■ INFORMATION GIVEN:
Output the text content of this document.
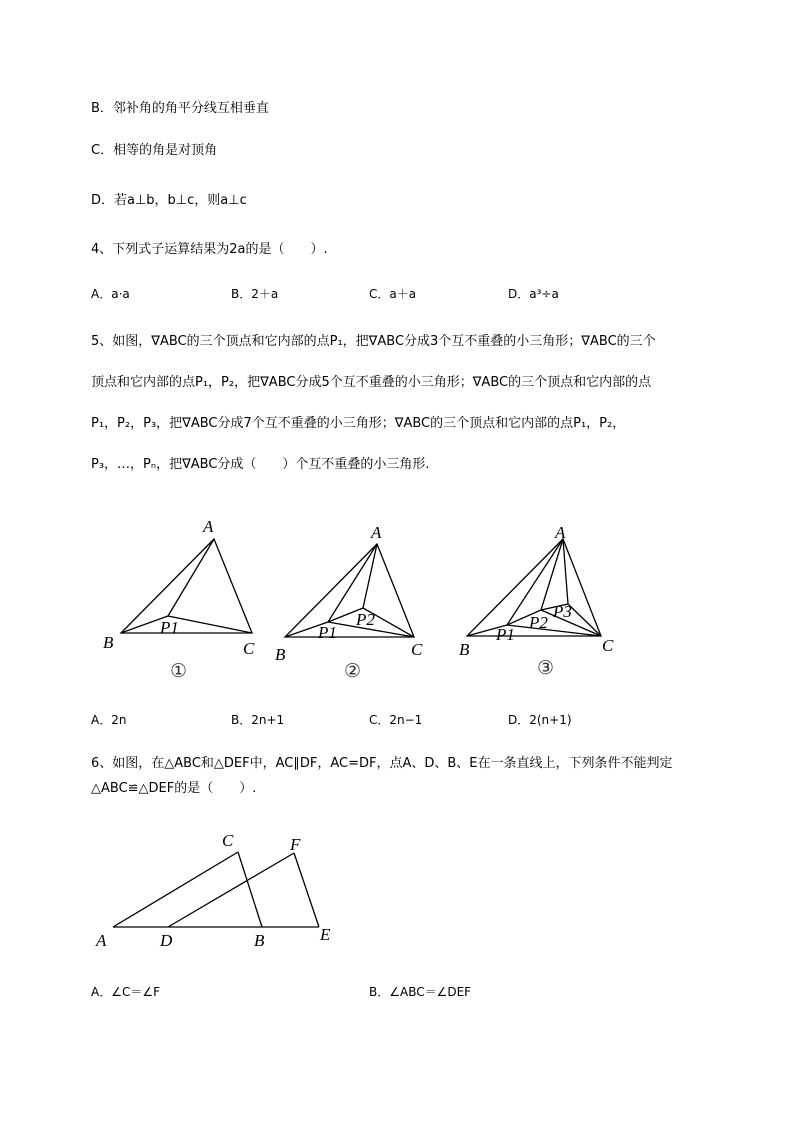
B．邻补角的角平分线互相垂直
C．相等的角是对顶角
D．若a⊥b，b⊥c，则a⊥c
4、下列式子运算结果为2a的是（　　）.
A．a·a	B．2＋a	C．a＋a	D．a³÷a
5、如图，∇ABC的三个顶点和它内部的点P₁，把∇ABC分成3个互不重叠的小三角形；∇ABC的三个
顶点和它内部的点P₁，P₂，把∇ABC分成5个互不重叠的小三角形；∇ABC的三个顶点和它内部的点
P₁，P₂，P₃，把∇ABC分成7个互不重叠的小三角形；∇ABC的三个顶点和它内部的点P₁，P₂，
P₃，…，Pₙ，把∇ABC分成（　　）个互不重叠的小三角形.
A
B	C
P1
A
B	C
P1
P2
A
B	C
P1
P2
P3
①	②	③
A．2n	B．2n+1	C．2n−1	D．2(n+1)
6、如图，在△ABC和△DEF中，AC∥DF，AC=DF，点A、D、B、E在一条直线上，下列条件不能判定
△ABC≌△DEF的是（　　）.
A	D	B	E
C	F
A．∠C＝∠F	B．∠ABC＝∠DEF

* * *

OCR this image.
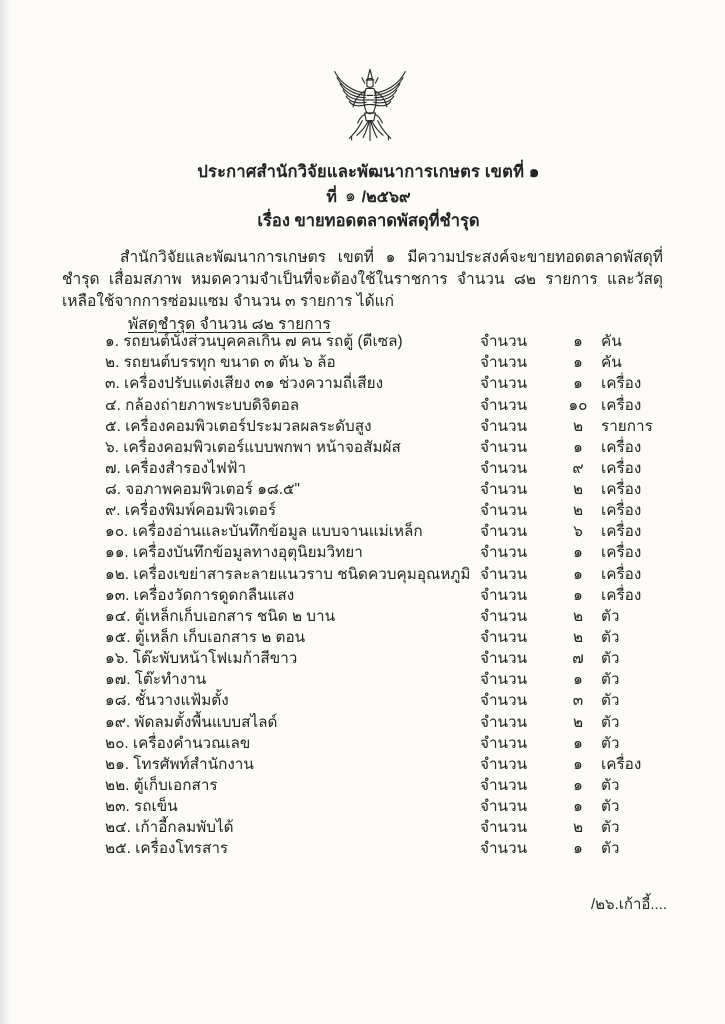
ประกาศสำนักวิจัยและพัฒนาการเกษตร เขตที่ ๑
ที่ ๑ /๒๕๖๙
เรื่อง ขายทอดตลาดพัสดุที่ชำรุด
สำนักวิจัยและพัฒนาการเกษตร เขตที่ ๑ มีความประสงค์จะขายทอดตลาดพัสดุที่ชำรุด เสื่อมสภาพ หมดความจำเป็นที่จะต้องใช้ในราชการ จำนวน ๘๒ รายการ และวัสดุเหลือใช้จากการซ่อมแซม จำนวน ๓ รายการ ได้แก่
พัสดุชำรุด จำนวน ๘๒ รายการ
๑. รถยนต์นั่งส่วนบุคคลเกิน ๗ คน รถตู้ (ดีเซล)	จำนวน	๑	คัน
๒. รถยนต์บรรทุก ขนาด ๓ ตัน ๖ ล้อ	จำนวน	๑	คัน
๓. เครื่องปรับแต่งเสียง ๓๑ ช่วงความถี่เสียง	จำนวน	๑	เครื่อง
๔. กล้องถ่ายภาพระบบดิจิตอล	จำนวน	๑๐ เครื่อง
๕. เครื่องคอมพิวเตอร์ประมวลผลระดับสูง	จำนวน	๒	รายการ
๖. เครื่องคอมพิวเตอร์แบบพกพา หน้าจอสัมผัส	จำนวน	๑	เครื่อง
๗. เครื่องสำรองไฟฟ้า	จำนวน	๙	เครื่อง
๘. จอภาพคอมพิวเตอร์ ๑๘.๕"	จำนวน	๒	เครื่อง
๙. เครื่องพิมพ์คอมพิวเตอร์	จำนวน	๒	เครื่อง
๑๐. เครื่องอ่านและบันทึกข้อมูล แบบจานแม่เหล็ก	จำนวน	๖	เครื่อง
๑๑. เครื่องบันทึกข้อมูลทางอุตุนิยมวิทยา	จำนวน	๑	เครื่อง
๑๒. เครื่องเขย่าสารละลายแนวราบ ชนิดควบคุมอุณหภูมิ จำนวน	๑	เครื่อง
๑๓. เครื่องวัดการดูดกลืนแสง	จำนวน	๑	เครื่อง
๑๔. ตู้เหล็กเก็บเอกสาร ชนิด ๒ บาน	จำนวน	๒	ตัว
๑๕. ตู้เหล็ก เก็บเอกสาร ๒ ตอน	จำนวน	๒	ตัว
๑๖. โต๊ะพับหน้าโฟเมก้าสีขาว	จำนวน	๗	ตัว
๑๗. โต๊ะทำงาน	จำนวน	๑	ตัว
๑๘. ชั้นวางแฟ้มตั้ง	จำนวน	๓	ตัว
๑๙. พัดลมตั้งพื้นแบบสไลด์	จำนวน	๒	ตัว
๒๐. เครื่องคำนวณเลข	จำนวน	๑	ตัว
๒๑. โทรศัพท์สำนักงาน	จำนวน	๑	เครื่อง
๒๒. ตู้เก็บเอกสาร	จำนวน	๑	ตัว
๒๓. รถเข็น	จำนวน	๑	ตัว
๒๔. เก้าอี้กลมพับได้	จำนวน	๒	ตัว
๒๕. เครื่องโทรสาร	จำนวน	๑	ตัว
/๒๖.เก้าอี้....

■ CHALLENGE:
Say, as a bare number, how many lines in the entries above include the string "ABC的三个顶点和它内部的点P₁".

■ RESULT OF THIS TASK:
2